== PROVIDED INFORMATION ==
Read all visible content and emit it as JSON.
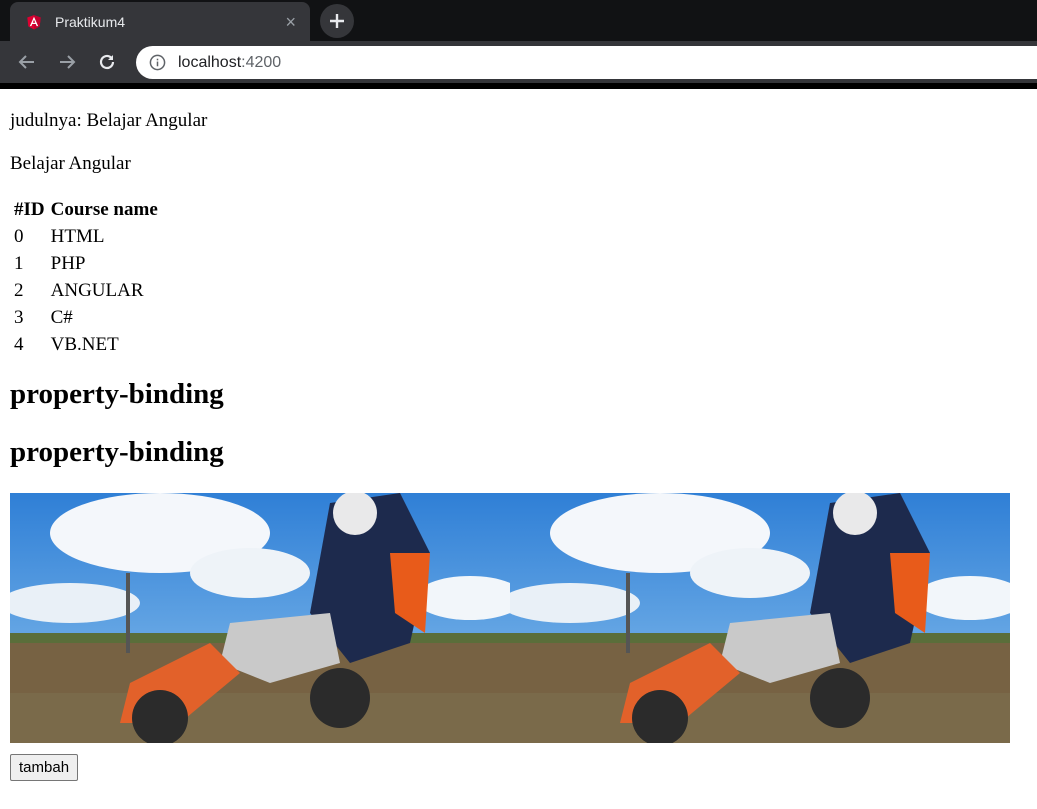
{
  "browser": {
    "tab_title": "Praktikum4",
    "tab_close": "×",
    "url_host": "localhost",
    "url_port": ":4200"
  },
  "page": {
    "line1": "judulnya: Belajar Angular",
    "line2": "Belajar Angular",
    "table": {
      "headers": [
        "#ID",
        "Course name"
      ],
      "rows": [
        [
          "0",
          "HTML"
        ],
        [
          "1",
          "PHP"
        ],
        [
          "2",
          "ANGULAR"
        ],
        [
          "3",
          "C#"
        ],
        [
          "4",
          "VB.NET"
        ]
      ]
    },
    "heading1": "property-binding",
    "heading2": "property-binding",
    "images": [
      {
        "icon": "motocross-photo"
      },
      {
        "icon": "motocross-photo"
      }
    ],
    "button_label": "tambah"
  },
  "colors": {
    "angular_red": "#dd0031",
    "chrome_dark": "#202124",
    "chrome_tab": "#35363a"
  }
}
===
EXERCISE GOAL: Reproduce every line of the material precisely, omitting its pictures.

RESULT FOR THIS TASK:
Read all visible content and emit it as JSON.
{
  "browser": {
    "tab_title": "Praktikum4",
    "tab_close": "×",
    "url_host": "localhost",
    "url_port": ":4200"
  },
  "page": {
    "line1": "judulnya: Belajar Angular",
    "line2": "Belajar Angular",
    "table": {
      "headers": [
        "#ID",
        "Course name"
      ],
      "rows": [
        [
          "0",
          "HTML"
        ],
        [
          "1",
          "PHP"
        ],
        [
          "2",
          "ANGULAR"
        ],
        [
          "3",
          "C#"
        ],
        [
          "4",
          "VB.NET"
        ]
      ]
    },
    "heading1": "property-binding",
    "heading2": "property-binding",
    "images": [
      {
        "icon": "motocross-photo"
      },
      {
        "icon": "motocross-photo"
      }
    ],
    "button_label": "tambah"
  },
  "colors": {
    "angular_red": "#dd0031",
    "chrome_dark": "#202124",
    "chrome_tab": "#35363a"
  }
}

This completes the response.